- **WHAT THE TASK ASKS**: Exclude the pictures and return every line exactly as written.

- **DATA SHOWN**:
⁂
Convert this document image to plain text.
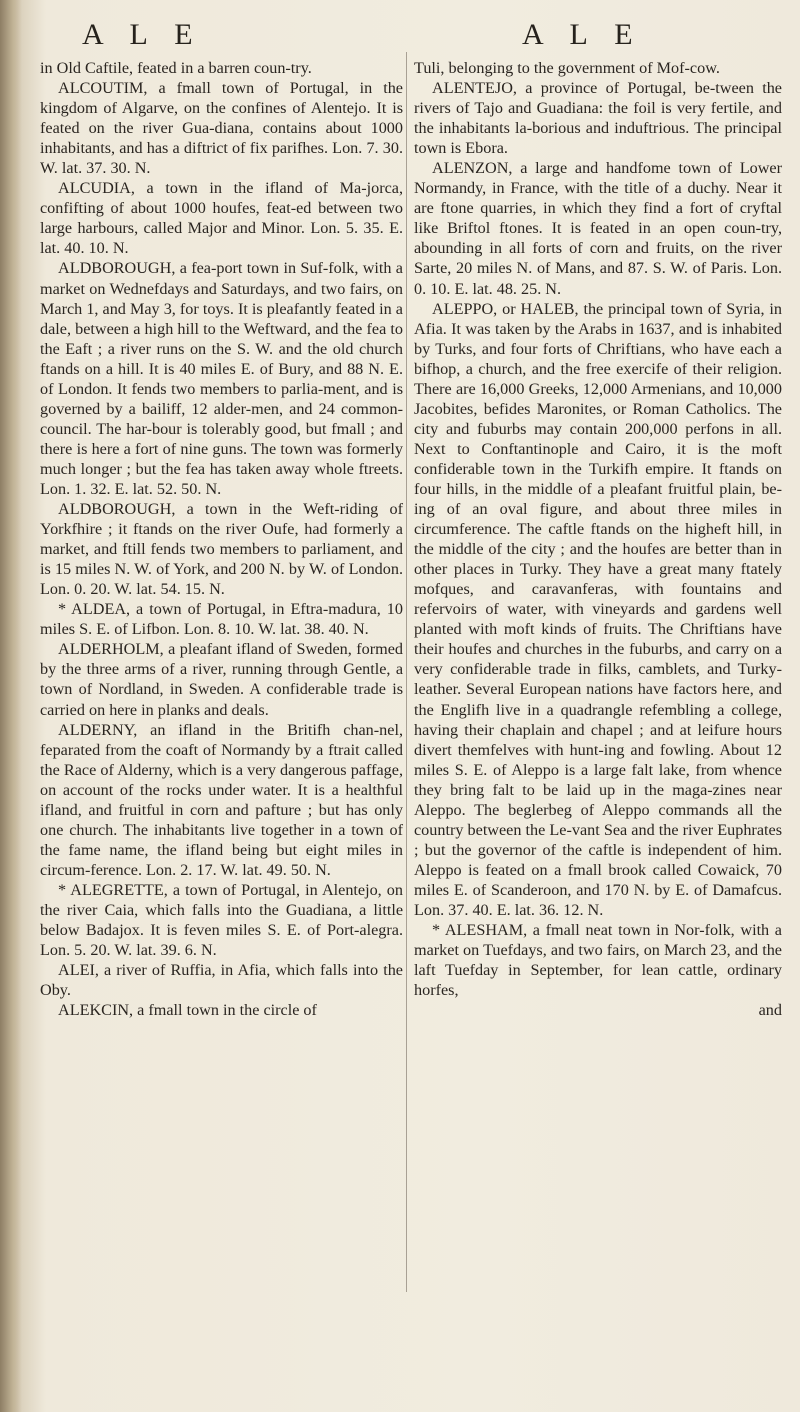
A L E	A L E

in Old Caftile, feated in a barren coun-try.

ALCOUTIM, a fmall town of Portugal, in the kingdom of Algarve, on the confines of Alentejo. It is feated on the river Gua-diana, contains about 1000 inhabitants, and has a diftrict of fix parifhes. Lon. 7. 30. W. lat. 37. 30. N.

ALCUDIA, a town in the ifland of Ma-jorca, confifting of about 1000 houfes, feat-ed between two large harbours, called Major and Minor. Lon. 5. 35. E. lat. 40. 10. N.

ALDBOROUGH, a fea-port town in Suf-folk, with a market on Wednefdays and Saturdays, and two fairs, on March 1, and May 3, for toys. It is pleafantly feated in a dale, between a high hill to the Weftward, and the fea to the Eaft ; a river runs on the S. W. and the old church ftands on a hill. It is 40 miles E. of Bury, and 88 N. E. of London. It fends two members to parlia-ment, and is governed by a bailiff, 12 alder-men, and 24 common-council. The har-bour is tolerably good, but fmall ; and there is here a fort of nine guns. The town was formerly much longer ; but the fea has taken away whole ftreets. Lon. 1. 32. E. lat. 52. 50. N.

ALDBOROUGH, a town in the Weft-riding of Yorkfhire ; it ftands on the river Oufe, had formerly a market, and ftill fends two members to parliament, and is 15 miles N. W. of York, and 200 N. by W. of London. Lon. 0. 20. W. lat. 54. 15. N.

* ALDEA, a town of Portugal, in Eftra-madura, 10 miles S. E. of Lifbon. Lon. 8. 10. W. lat. 38. 40. N.

ALDERHOLM, a pleafant ifland of Sweden, formed by the three arms of a river, running through Gentle, a town of Nordland, in Sweden. A confiderable trade is carried on here in planks and deals.

ALDERNY, an ifland in the Britifh chan-nel, feparated from the coaft of Normandy by a ftrait called the Race of Alderny, which is a very dangerous paffage, on account of the rocks under water. It is a healthful ifland, and fruitful in corn and pafture ; but has only one church. The inhabitants live together in a town of the fame name, the ifland being but eight miles in circum-ference. Lon. 2. 17. W. lat. 49. 50. N.

* ALEGRETTE, a town of Portugal, in Alentejo, on the river Caia, which falls into the Guadiana, a little below Badajox. It is feven miles S. E. of Port-alegra. Lon. 5. 20. W. lat. 39. 6. N.

ALEI, a river of Ruffia, in Afia, which falls into the Oby.

ALEKCIN, a fmall town in the circle of

Tuli, belonging to the government of Mof-cow.

ALENTEJO, a province of Portugal, be-tween the rivers of Tajo and Guadiana: the foil is very fertile, and the inhabitants la-borious and induftrious. The principal town is Ebora.

ALENZON, a large and handfome town of Lower Normandy, in France, with the title of a duchy. Near it are ftone quarries, in which they find a fort of cryftal like Briftol ftones. It is feated in an open coun-try, abounding in all forts of corn and fruits, on the river Sarte, 20 miles N. of Mans, and 87. S. W. of Paris. Lon. 0. 10. E. lat. 48. 25. N.

ALEPPO, or HALEB, the principal town of Syria, in Afia. It was taken by the Arabs in 1637, and is inhabited by Turks, and four forts of Chriftians, who have each a bifhop, a church, and the free exercife of their religion. There are 16,000 Greeks, 12,000 Armenians, and 10,000 Jacobites, befides Maronites, or Roman Catholics. The city and fuburbs may contain 200,000 perfons in all. Next to Conftantinople and Cairo, it is the moft confiderable town in the Turkifh empire. It ftands on four hills, in the middle of a pleafant fruitful plain, be-ing of an oval figure, and about three miles in circumference. The caftle ftands on the higheft hill, in the middle of the city ; and the houfes are better than in other places in Turky. They have a great many ftately mofques, and caravanferas, with fountains and refervoirs of water, with vineyards and gardens well planted with moft kinds of fruits. The Chriftians have their houfes and churches in the fuburbs, and carry on a very confiderable trade in filks, camblets, and Turky-leather. Several European nations have factors here, and the Englifh live in a quadrangle refembling a college, having their chaplain and chapel ; and at leifure hours divert themfelves with hunt-ing and fowling. About 12 miles S. E. of Aleppo is a large falt lake, from whence they bring falt to be laid up in the maga-zines near Aleppo. The beglerbeg of Aleppo commands all the country between the Le-vant Sea and the river Euphrates ; but the governor of the caftle is independent of him. Aleppo is feated on a fmall brook called Cowaick, 70 miles E. of Scanderoon, and 170 N. by E. of Damafcus. Lon. 37. 40. E. lat. 36. 12. N.

* ALESHAM, a fmall neat town in Nor-folk, with a market on Tuefdays, and two fairs, on March 23, and the laft Tuefday in September, for lean cattle, ordinary horfes,

and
⁂
- **CORRECT RESULT**:
Convert this document image to plain text.
A L E	A L E

in Old Caftile, feated in a barren coun-try.

ALCOUTIM, a fmall town of Portugal, in the kingdom of Algarve, on the confines of Alentejo. It is feated on the river Gua-diana, contains about 1000 inhabitants, and has a diftrict of fix parifhes. Lon. 7. 30. W. lat. 37. 30. N.

ALCUDIA, a town in the ifland of Ma-jorca, confifting of about 1000 houfes, feat-ed between two large harbours, called Major and Minor. Lon. 5. 35. E. lat. 40. 10. N.

ALDBOROUGH, a fea-port town in Suf-folk, with a market on Wednefdays and Saturdays, and two fairs, on March 1, and May 3, for toys. It is pleafantly feated in a dale, between a high hill to the Weftward, and the fea to the Eaft ; a river runs on the S. W. and the old church ftands on a hill. It is 40 miles E. of Bury, and 88 N. E. of London. It fends two members to parlia-ment, and is governed by a bailiff, 12 alder-men, and 24 common-council. The har-bour is tolerably good, but fmall ; and there is here a fort of nine guns. The town was formerly much longer ; but the fea has taken away whole ftreets. Lon. 1. 32. E. lat. 52. 50. N.

ALDBOROUGH, a town in the Weft-riding of Yorkfhire ; it ftands on the river Oufe, had formerly a market, and ftill fends two members to parliament, and is 15 miles N. W. of York, and 200 N. by W. of London. Lon. 0. 20. W. lat. 54. 15. N.

* ALDEA, a town of Portugal, in Eftra-madura, 10 miles S. E. of Lifbon. Lon. 8. 10. W. lat. 38. 40. N.

ALDERHOLM, a pleafant ifland of Sweden, formed by the three arms of a river, running through Gentle, a town of Nordland, in Sweden. A confiderable trade is carried on here in planks and deals.

ALDERNY, an ifland in the Britifh chan-nel, feparated from the coaft of Normandy by a ftrait called the Race of Alderny, which is a very dangerous paffage, on account of the rocks under water. It is a healthful ifland, and fruitful in corn and pafture ; but has only one church. The inhabitants live together in a town of the fame name, the ifland being but eight miles in circum-ference. Lon. 2. 17. W. lat. 49. 50. N.

* ALEGRETTE, a town of Portugal, in Alentejo, on the river Caia, which falls into the Guadiana, a little below Badajox. It is feven miles S. E. of Port-alegra. Lon. 5. 20. W. lat. 39. 6. N.

ALEI, a river of Ruffia, in Afia, which falls into the Oby.

ALEKCIN, a fmall town in the circle of

Tuli, belonging to the government of Mof-cow.

ALENTEJO, a province of Portugal, be-tween the rivers of Tajo and Guadiana: the foil is very fertile, and the inhabitants la-borious and induftrious. The principal town is Ebora.

ALENZON, a large and handfome town of Lower Normandy, in France, with the title of a duchy. Near it are ftone quarries, in which they find a fort of cryftal like Briftol ftones. It is feated in an open coun-try, abounding in all forts of corn and fruits, on the river Sarte, 20 miles N. of Mans, and 87. S. W. of Paris. Lon. 0. 10. E. lat. 48. 25. N.

ALEPPO, or HALEB, the principal town of Syria, in Afia. It was taken by the Arabs in 1637, and is inhabited by Turks, and four forts of Chriftians, who have each a bifhop, a church, and the free exercife of their religion. There are 16,000 Greeks, 12,000 Armenians, and 10,000 Jacobites, befides Maronites, or Roman Catholics. The city and fuburbs may contain 200,000 perfons in all. Next to Conftantinople and Cairo, it is the moft confiderable town in the Turkifh empire. It ftands on four hills, in the middle of a pleafant fruitful plain, be-ing of an oval figure, and about three miles in circumference. The caftle ftands on the higheft hill, in the middle of the city ; and the houfes are better than in other places in Turky. They have a great many ftately mofques, and caravanferas, with fountains and refervoirs of water, with vineyards and gardens well planted with moft kinds of fruits. The Chriftians have their houfes and churches in the fuburbs, and carry on a very confiderable trade in filks, camblets, and Turky-leather. Several European nations have factors here, and the Englifh live in a quadrangle refembling a college, having their chaplain and chapel ; and at leifure hours divert themfelves with hunt-ing and fowling. About 12 miles S. E. of Aleppo is a large falt lake, from whence they bring falt to be laid up in the maga-zines near Aleppo. The beglerbeg of Aleppo commands all the country between the Le-vant Sea and the river Euphrates ; but the governor of the caftle is independent of him. Aleppo is feated on a fmall brook called Cowaick, 70 miles E. of Scanderoon, and 170 N. by E. of Damafcus. Lon. 37. 40. E. lat. 36. 12. N.

* ALESHAM, a fmall neat town in Nor-folk, with a market on Tuefdays, and two fairs, on March 23, and the laft Tuefday in September, for lean cattle, ordinary horfes,

and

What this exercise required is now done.